--- Start Data extract ---

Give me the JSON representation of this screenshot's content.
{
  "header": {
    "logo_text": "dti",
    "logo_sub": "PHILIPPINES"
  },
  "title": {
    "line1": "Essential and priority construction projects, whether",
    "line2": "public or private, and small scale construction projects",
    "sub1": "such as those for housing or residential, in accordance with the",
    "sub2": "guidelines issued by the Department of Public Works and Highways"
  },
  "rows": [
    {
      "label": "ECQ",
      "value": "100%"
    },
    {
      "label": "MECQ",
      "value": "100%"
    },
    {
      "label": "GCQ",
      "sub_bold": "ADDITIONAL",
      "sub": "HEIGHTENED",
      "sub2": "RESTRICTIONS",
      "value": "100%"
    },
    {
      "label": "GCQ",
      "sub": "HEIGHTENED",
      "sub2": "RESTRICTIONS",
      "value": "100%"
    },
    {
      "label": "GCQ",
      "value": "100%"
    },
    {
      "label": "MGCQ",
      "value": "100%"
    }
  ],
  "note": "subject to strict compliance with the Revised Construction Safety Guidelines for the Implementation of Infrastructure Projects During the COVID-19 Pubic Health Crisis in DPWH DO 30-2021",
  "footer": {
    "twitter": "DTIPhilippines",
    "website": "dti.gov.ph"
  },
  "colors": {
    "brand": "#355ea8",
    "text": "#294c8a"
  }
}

--- End Data extract ---
--- Start Data extract ---

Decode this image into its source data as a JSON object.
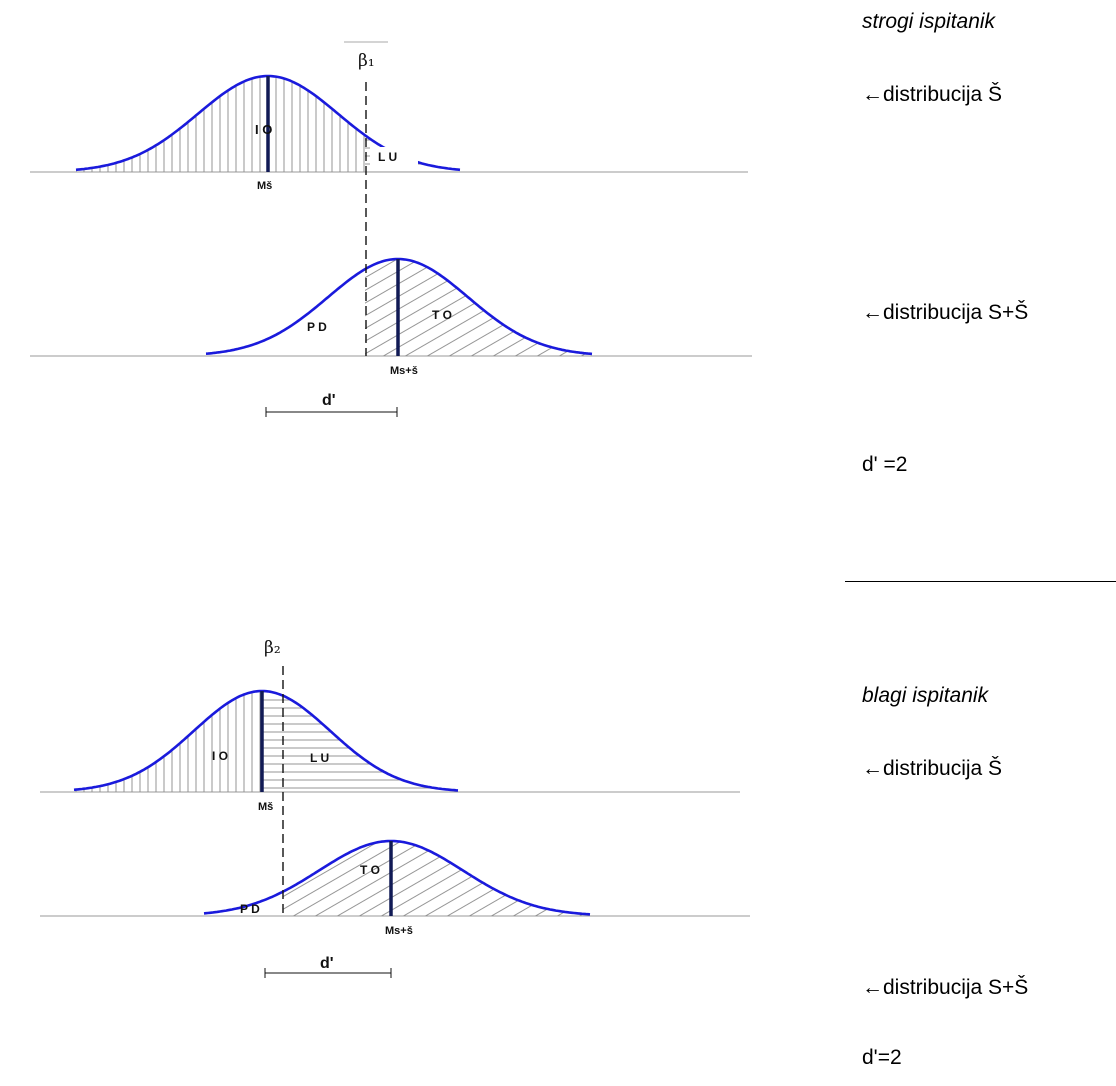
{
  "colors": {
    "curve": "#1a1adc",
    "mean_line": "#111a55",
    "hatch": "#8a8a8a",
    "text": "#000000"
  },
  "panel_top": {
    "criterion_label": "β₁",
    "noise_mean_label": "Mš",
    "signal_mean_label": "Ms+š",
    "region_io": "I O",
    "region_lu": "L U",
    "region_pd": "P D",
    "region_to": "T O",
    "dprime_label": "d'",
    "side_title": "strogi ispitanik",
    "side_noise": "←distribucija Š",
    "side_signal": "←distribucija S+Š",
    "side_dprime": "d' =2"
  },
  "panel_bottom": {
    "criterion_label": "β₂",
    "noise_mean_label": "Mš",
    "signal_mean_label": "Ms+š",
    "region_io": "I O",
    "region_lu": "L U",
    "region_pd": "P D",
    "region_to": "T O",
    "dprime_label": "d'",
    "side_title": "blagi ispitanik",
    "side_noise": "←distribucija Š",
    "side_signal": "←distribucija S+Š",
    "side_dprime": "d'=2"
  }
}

--- End Data extract ---

[Short task] All lines holding the word "this" should be picked out and copied.

[Task result]
Give me the JSON representation of this screenshot's content.
Decode this image into its source data as a JSON object.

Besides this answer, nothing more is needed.